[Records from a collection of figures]
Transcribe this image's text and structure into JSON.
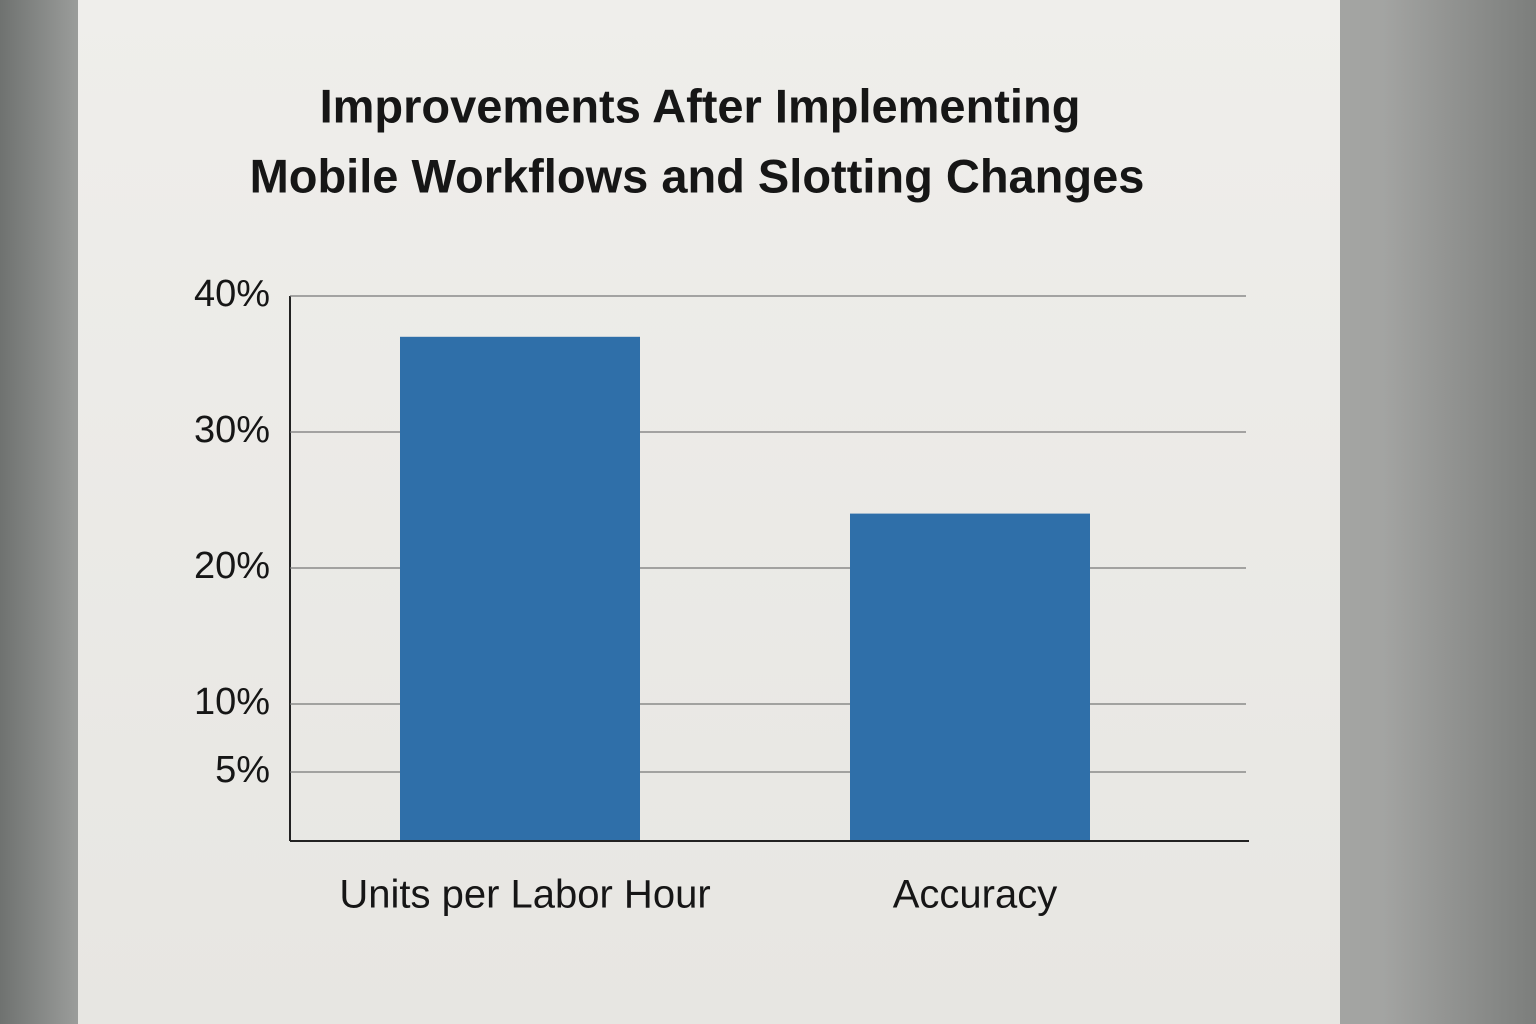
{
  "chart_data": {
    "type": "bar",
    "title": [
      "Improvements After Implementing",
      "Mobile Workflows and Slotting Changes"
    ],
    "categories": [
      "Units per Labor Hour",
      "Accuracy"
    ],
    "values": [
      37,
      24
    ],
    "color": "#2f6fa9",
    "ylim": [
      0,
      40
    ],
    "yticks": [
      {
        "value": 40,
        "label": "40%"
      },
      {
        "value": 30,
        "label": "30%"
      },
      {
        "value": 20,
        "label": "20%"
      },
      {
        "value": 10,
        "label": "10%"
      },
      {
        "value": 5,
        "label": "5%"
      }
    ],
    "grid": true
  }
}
* * *
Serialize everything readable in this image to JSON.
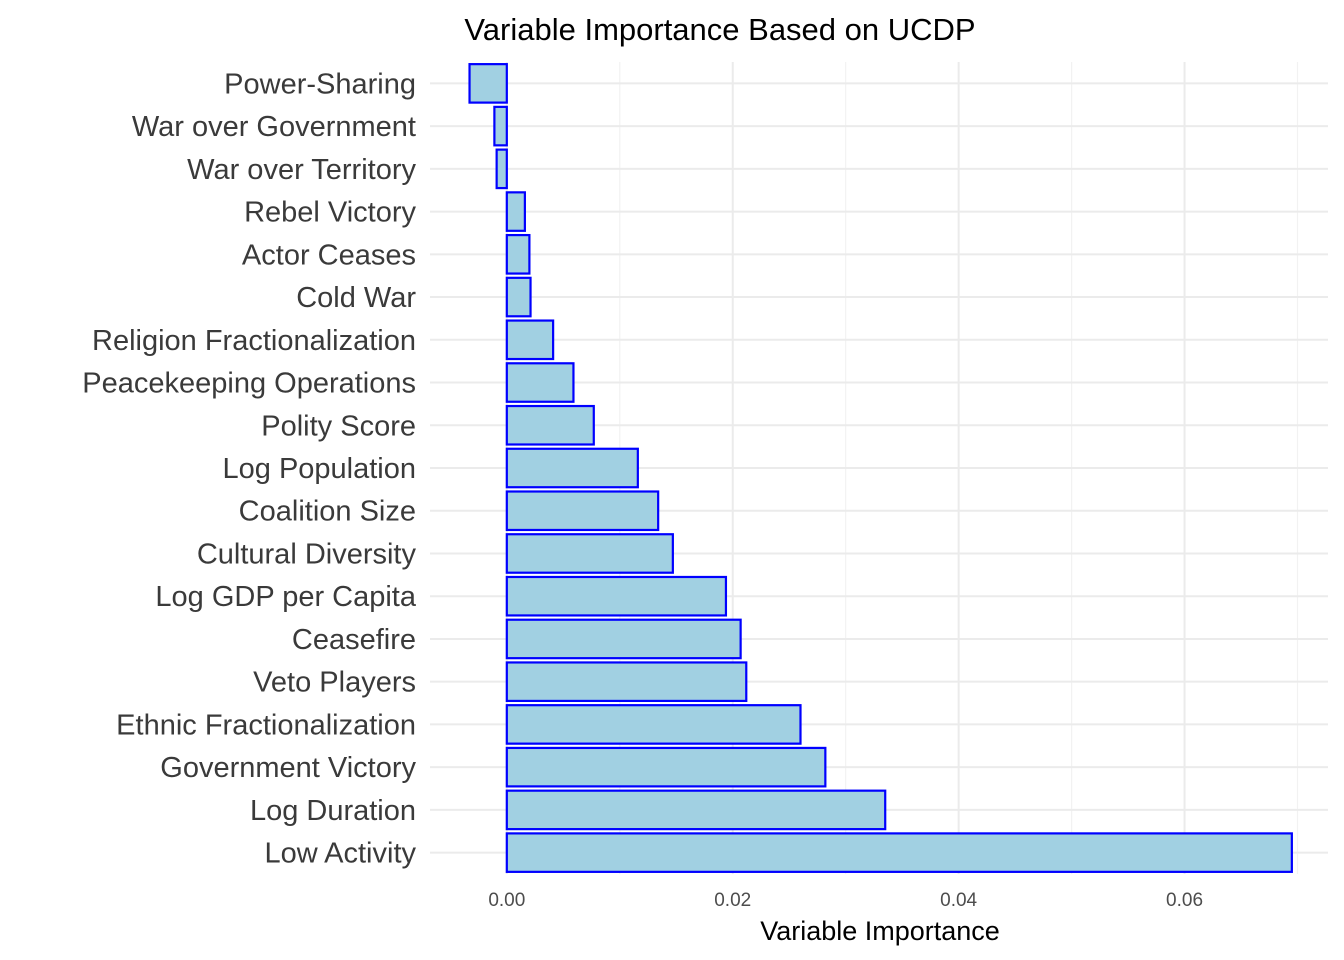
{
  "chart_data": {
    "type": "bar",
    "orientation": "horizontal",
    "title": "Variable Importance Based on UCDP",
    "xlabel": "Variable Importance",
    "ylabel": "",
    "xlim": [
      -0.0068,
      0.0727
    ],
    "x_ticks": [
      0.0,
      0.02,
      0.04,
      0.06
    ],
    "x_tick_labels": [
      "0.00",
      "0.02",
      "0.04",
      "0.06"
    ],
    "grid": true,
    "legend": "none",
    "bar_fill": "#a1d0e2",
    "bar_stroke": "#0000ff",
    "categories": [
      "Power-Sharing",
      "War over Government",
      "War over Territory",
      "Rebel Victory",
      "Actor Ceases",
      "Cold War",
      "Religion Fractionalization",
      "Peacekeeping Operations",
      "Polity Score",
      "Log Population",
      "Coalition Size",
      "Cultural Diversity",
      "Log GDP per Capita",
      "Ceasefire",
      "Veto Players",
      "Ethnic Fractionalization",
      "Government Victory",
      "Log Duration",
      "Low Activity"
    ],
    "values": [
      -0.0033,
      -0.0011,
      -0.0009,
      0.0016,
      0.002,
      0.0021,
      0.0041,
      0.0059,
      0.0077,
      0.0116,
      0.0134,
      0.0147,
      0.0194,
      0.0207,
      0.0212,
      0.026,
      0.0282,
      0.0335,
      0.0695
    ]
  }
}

▸ **WHAT THE TASK REQUIRES**: Output a single number: how many lines contain the word "JSON".

▸ **OUTPUT OF THE TASK**: 2